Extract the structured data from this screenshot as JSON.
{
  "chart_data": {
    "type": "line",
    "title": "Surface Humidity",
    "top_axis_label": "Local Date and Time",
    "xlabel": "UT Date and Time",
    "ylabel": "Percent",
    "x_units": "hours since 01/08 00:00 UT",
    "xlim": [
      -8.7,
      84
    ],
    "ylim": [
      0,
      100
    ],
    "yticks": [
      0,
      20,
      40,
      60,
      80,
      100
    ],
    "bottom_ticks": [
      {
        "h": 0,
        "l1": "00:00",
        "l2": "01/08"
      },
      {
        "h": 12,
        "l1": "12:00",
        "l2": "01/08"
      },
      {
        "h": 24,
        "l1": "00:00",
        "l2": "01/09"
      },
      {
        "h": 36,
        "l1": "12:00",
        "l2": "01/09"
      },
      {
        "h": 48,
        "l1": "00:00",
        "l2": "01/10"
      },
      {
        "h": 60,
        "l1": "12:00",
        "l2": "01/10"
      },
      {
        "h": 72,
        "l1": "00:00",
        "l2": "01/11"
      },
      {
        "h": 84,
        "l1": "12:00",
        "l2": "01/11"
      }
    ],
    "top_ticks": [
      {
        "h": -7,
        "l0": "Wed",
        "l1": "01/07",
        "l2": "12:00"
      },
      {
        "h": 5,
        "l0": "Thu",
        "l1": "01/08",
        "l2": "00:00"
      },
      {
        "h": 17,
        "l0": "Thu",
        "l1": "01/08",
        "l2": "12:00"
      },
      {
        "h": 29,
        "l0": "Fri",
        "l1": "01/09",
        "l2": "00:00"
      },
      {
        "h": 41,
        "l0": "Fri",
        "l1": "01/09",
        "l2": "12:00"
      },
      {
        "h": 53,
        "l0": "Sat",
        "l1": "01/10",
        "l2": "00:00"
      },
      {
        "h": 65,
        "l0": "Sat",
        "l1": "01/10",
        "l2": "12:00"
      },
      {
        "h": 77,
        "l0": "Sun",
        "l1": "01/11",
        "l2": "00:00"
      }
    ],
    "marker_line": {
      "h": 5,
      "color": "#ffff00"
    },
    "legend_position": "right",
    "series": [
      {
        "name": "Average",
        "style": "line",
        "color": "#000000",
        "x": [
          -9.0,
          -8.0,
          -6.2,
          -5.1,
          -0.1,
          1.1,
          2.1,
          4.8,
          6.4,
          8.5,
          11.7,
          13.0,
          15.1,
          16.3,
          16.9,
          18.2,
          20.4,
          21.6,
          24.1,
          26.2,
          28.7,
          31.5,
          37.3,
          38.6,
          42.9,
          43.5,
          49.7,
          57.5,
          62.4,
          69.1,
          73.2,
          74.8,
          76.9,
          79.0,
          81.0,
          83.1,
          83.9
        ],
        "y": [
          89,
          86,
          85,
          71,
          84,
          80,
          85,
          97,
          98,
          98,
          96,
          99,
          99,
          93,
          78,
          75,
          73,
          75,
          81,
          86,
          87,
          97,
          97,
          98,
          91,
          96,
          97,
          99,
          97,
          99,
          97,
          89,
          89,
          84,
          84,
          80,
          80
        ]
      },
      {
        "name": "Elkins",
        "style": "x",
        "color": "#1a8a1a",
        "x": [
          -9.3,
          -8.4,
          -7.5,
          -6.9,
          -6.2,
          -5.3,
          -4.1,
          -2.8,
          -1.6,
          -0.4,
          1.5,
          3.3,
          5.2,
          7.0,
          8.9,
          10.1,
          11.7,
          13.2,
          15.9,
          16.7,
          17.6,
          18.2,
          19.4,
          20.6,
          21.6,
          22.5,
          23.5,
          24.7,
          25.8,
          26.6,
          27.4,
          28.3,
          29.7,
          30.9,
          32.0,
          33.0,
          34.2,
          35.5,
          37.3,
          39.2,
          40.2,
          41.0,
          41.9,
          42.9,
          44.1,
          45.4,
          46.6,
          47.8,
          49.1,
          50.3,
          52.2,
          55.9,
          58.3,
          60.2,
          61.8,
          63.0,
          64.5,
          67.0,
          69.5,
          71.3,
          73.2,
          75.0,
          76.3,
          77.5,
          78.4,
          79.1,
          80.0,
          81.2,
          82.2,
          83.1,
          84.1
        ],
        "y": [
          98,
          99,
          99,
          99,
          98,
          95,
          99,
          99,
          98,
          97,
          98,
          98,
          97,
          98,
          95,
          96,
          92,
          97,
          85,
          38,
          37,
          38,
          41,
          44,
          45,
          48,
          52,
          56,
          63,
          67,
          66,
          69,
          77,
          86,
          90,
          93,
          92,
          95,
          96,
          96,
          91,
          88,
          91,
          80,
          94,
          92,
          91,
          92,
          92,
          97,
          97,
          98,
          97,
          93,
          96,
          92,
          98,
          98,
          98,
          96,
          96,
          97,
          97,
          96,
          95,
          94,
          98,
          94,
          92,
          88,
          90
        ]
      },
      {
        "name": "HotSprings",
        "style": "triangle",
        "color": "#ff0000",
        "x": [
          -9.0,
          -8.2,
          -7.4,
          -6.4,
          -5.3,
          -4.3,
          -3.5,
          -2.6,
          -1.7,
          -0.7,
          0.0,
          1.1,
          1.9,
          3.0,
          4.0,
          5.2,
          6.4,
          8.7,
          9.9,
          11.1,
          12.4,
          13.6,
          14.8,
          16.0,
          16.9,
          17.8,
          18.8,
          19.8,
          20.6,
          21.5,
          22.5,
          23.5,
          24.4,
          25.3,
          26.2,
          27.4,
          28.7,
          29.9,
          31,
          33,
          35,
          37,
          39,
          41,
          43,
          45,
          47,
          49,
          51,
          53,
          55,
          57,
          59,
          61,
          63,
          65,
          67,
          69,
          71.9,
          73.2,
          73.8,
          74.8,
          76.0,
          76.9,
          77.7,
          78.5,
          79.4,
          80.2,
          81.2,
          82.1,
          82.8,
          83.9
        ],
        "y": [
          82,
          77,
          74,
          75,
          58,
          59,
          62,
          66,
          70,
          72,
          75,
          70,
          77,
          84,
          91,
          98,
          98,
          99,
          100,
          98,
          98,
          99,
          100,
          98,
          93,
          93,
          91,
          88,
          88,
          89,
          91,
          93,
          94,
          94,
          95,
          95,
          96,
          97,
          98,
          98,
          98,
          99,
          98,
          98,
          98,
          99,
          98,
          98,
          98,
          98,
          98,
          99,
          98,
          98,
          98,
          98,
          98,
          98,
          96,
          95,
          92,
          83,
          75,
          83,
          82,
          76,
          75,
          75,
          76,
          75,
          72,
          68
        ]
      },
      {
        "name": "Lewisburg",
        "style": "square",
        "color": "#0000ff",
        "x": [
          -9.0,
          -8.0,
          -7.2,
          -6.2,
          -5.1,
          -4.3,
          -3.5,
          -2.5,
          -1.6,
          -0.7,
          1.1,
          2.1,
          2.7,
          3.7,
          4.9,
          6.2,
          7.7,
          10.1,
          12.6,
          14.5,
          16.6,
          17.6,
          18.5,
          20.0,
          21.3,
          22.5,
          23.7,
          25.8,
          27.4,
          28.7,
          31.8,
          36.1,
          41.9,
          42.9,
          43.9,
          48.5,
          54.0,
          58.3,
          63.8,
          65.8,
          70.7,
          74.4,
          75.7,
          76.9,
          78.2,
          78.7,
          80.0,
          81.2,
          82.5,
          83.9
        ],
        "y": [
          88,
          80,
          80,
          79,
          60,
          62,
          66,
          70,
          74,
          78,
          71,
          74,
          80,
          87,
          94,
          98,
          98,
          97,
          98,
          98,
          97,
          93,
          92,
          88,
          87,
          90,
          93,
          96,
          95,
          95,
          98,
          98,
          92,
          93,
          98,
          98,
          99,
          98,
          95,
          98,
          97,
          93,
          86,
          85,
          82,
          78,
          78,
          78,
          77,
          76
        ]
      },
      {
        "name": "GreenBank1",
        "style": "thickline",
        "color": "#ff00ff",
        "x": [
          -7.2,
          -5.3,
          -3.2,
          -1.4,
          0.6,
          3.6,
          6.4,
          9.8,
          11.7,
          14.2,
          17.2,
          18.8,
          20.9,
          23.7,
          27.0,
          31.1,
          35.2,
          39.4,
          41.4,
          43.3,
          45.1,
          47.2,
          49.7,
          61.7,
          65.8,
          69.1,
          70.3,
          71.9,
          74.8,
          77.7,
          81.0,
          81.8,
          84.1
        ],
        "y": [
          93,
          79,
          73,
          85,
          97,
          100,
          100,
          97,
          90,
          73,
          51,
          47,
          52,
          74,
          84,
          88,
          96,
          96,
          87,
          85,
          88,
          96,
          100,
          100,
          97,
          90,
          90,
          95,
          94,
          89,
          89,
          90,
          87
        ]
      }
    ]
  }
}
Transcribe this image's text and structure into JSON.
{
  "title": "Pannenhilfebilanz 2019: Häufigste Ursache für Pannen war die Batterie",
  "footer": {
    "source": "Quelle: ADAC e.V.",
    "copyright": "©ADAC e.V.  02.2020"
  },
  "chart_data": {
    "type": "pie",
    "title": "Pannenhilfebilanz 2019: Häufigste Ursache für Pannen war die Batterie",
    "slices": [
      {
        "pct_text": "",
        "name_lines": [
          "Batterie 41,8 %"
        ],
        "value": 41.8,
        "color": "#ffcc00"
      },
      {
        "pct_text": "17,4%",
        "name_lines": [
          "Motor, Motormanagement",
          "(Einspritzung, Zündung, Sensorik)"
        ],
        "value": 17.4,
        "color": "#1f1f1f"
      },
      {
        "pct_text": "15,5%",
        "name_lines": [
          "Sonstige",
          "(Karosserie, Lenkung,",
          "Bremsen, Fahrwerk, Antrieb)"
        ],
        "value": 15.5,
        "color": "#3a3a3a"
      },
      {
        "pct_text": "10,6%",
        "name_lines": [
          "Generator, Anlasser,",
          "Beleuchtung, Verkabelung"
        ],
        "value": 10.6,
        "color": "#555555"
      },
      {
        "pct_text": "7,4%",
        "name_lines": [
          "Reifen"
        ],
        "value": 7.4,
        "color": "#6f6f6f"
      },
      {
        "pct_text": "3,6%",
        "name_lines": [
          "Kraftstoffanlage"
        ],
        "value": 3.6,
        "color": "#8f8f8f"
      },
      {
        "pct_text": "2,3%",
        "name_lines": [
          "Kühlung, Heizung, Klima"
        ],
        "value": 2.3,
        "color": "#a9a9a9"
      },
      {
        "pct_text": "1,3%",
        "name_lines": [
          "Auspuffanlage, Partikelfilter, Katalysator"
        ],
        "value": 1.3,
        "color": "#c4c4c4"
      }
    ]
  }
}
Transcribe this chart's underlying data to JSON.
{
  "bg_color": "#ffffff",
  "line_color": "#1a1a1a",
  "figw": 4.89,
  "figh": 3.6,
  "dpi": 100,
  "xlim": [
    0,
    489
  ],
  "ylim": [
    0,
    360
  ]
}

---

▶ **Short task**:
Pull out every line from the one with "Transcribe this chart's" to the end of the listing, and output only those.

▶ **Result**:
Transcribe this chart's underlying data to JSON.
{
  "bg_color": "#ffffff",
  "line_color": "#1a1a1a",
  "figw": 4.89,
  "figh": 3.6,
  "dpi": 100,
  "xlim": [
    0,
    489
  ],
  "ylim": [
    0,
    360
  ]
}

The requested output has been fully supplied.